[Records contained in a dataset]
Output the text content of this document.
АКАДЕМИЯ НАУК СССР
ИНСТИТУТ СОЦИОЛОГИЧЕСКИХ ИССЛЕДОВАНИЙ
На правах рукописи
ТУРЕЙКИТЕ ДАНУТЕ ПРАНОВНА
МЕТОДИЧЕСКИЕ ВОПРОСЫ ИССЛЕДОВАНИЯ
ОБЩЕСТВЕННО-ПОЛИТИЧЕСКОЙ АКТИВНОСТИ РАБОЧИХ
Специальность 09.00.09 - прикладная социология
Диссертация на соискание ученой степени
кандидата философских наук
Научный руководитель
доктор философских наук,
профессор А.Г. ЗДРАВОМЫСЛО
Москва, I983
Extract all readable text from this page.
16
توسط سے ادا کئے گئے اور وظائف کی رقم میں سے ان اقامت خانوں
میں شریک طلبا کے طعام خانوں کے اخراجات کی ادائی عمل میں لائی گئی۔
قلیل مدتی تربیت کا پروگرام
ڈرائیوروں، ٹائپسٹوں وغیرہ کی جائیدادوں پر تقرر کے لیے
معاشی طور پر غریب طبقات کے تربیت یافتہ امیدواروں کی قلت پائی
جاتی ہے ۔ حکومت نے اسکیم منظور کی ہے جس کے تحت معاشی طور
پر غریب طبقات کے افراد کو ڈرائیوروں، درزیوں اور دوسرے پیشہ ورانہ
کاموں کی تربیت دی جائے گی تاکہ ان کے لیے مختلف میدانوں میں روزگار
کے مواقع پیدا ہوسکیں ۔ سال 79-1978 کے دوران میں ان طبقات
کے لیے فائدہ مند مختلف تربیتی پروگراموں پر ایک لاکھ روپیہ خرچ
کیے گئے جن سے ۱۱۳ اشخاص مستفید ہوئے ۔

_WHAT YOU HAVE TO DO_. Write out every entry word for word.

_OUTPUT OF THE EXERCISE_.
Output the text content of this document.
АКАДЕМИЯ НАУК СССР
ИНСТИТУТ СОЦИОЛОГИЧЕСКИХ ИССЛЕДОВАНИЙ
На правах рукописи
ТУРЕЙКИТЕ ДАНУТЕ ПРАНОВНА
МЕТОДИЧЕСКИЕ ВОПРОСЫ ИССЛЕДОВАНИЯ
ОБЩЕСТВЕННО-ПОЛИТИЧЕСКОЙ АКТИВНОСТИ РАБОЧИХ
Специальность 09.00.09 - прикладная социология
Диссертация на соискание ученой степени
кандидата философских наук
Научный руководитель
доктор философских наук,
профессор А.Г. ЗДРАВОМЫСЛО
Москва, I983
Extract all readable text from this page.
16
توسط سے ادا کئے گئے اور وظائف کی رقم میں سے ان اقامت خانوں
میں شریک طلبا کے طعام خانوں کے اخراجات کی ادائی عمل میں لائی گئی۔
قلیل مدتی تربیت کا پروگرام
ڈرائیوروں، ٹائپسٹوں وغیرہ کی جائیدادوں پر تقرر کے لیے
معاشی طور پر غریب طبقات کے تربیت یافتہ امیدواروں کی قلت پائی
جاتی ہے ۔ حکومت نے اسکیم منظور کی ہے جس کے تحت معاشی طور
پر غریب طبقات کے افراد کو ڈرائیوروں، درزیوں اور دوسرے پیشہ ورانہ
کاموں کی تربیت دی جائے گی تاکہ ان کے لیے مختلف میدانوں میں روزگار
کے مواقع پیدا ہوسکیں ۔ سال 79-1978 کے دوران میں ان طبقات
کے لیے فائدہ مند مختلف تربیتی پروگراموں پر ایک لاکھ روپیہ خرچ
کیے گئے جن سے ۱۱۳ اشخاص مستفید ہوئے ۔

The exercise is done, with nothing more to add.